Copy out every line exactly as given.

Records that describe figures
——————————

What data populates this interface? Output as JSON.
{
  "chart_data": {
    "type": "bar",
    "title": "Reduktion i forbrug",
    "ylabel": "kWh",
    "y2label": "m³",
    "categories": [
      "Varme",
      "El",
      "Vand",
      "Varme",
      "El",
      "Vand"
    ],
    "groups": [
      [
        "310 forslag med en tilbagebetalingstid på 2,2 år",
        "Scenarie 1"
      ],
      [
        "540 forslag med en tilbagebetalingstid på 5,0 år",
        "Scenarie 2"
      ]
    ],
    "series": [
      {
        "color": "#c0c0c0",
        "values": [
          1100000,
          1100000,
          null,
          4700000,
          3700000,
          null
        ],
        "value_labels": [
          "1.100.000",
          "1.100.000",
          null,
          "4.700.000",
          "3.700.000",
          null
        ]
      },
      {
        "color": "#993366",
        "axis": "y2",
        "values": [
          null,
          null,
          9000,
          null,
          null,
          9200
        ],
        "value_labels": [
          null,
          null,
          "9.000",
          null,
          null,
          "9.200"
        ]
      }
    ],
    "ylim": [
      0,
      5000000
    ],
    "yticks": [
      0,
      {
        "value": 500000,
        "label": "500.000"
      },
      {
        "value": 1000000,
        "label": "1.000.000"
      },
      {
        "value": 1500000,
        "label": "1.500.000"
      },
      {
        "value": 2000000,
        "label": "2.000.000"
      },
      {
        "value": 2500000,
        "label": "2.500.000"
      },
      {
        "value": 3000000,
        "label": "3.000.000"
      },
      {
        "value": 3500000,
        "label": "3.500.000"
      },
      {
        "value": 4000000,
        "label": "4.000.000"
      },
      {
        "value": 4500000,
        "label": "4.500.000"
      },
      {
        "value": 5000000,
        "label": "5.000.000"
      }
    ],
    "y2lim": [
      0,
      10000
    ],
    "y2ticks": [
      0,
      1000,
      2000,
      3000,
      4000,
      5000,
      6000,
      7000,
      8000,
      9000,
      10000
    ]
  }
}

——————————

OUTPUT FOR THIS EXERCISE:
What data populates this interface? Output as JSON.
{
  "chart_data": {
    "type": "bar",
    "title": "Reduktion i forbrug",
    "ylabel": "kWh",
    "y2label": "m³",
    "categories": [
      "Varme",
      "El",
      "Vand",
      "Varme",
      "El",
      "Vand"
    ],
    "groups": [
      [
        "310 forslag med en tilbagebetalingstid på 2,2 år",
        "Scenarie 1"
      ],
      [
        "540 forslag med en tilbagebetalingstid på 5,0 år",
        "Scenarie 2"
      ]
    ],
    "series": [
      {
        "color": "#c0c0c0",
        "values": [
          1100000,
          1100000,
          null,
          4700000,
          3700000,
          null
        ],
        "value_labels": [
          "1.100.000",
          "1.100.000",
          null,
          "4.700.000",
          "3.700.000",
          null
        ]
      },
      {
        "color": "#993366",
        "axis": "y2",
        "values": [
          null,
          null,
          9000,
          null,
          null,
          9200
        ],
        "value_labels": [
          null,
          null,
          "9.000",
          null,
          null,
          "9.200"
        ]
      }
    ],
    "ylim": [
      0,
      5000000
    ],
    "yticks": [
      0,
      {
        "value": 500000,
        "label": "500.000"
      },
      {
        "value": 1000000,
        "label": "1.000.000"
      },
      {
        "value": 1500000,
        "label": "1.500.000"
      },
      {
        "value": 2000000,
        "label": "2.000.000"
      },
      {
        "value": 2500000,
        "label": "2.500.000"
      },
      {
        "value": 3000000,
        "label": "3.000.000"
      },
      {
        "value": 3500000,
        "label": "3.500.000"
      },
      {
        "value": 4000000,
        "label": "4.000.000"
      },
      {
        "value": 4500000,
        "label": "4.500.000"
      },
      {
        "value": 5000000,
        "label": "5.000.000"
      }
    ],
    "y2lim": [
      0,
      10000
    ],
    "y2ticks": [
      0,
      1000,
      2000,
      3000,
      4000,
      5000,
      6000,
      7000,
      8000,
      9000,
      10000
    ]
  }
}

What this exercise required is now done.